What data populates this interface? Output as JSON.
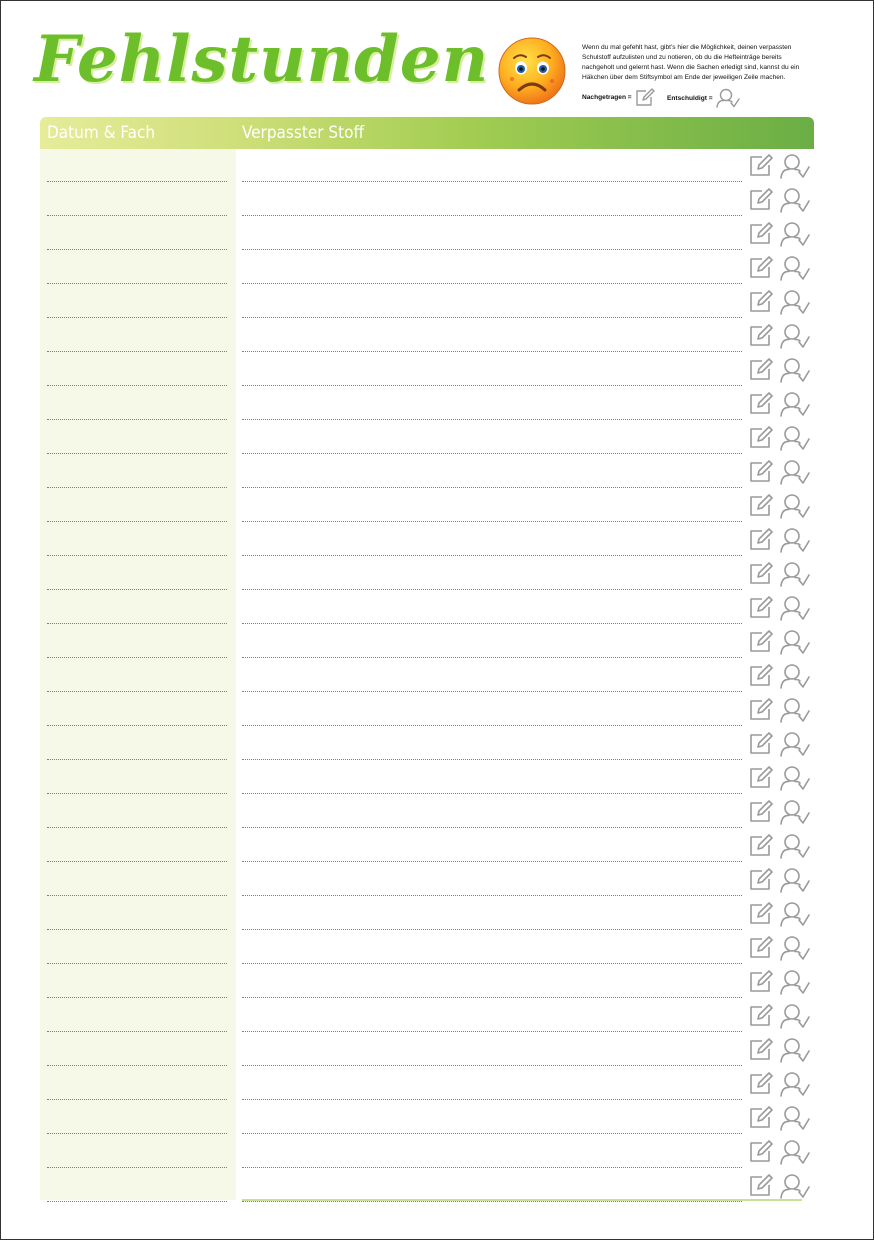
{
  "title": "Fehlstunden",
  "info": {
    "text": "Wenn du mal gefehlt hast, gibt’s hier die Möglichkeit, deinen verpassten Schulstoff aufzulisten und zu notieren, ob du die Hefteinträge bereits nachgeholt und gelernt hast. Wenn die Sachen erledigt sind, kannst du ein Häkchen über dem Stiftsymbol am Ende der jeweiligen Zeile machen.",
    "legend_nachgetragen": "Nachgetragen =",
    "legend_entschuldigt": "Entschuldigt ="
  },
  "columns": {
    "left": "Datum & Fach",
    "right": "Verpasster Stoff"
  },
  "icons": {
    "emoji": "sad-face-icon",
    "edit": "pencil-square-icon",
    "excused": "person-check-icon"
  },
  "colors": {
    "title": "#6cbf2a",
    "header_start": "#e6ec9a",
    "header_end": "#6aae45",
    "left_column_bg": "#f7f9e8",
    "icon_gray": "#9a9a9a"
  },
  "row_count": 31
}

◆ Given exercise
Quote each record exactly as it stands, minus the pictures.

◆ In response
What data populates this interface? Output as JSON.
{
  "title": "Fehlstunden",
  "info": {
    "text": "Wenn du mal gefehlt hast, gibt’s hier die Möglichkeit, deinen verpassten Schulstoff aufzulisten und zu notieren, ob du die Hefteinträge bereits nachgeholt und gelernt hast. Wenn die Sachen erledigt sind, kannst du ein Häkchen über dem Stiftsymbol am Ende der jeweiligen Zeile machen.",
    "legend_nachgetragen": "Nachgetragen =",
    "legend_entschuldigt": "Entschuldigt ="
  },
  "columns": {
    "left": "Datum & Fach",
    "right": "Verpasster Stoff"
  },
  "icons": {
    "emoji": "sad-face-icon",
    "edit": "pencil-square-icon",
    "excused": "person-check-icon"
  },
  "colors": {
    "title": "#6cbf2a",
    "header_start": "#e6ec9a",
    "header_end": "#6aae45",
    "left_column_bg": "#f7f9e8",
    "icon_gray": "#9a9a9a"
  },
  "row_count": 31
}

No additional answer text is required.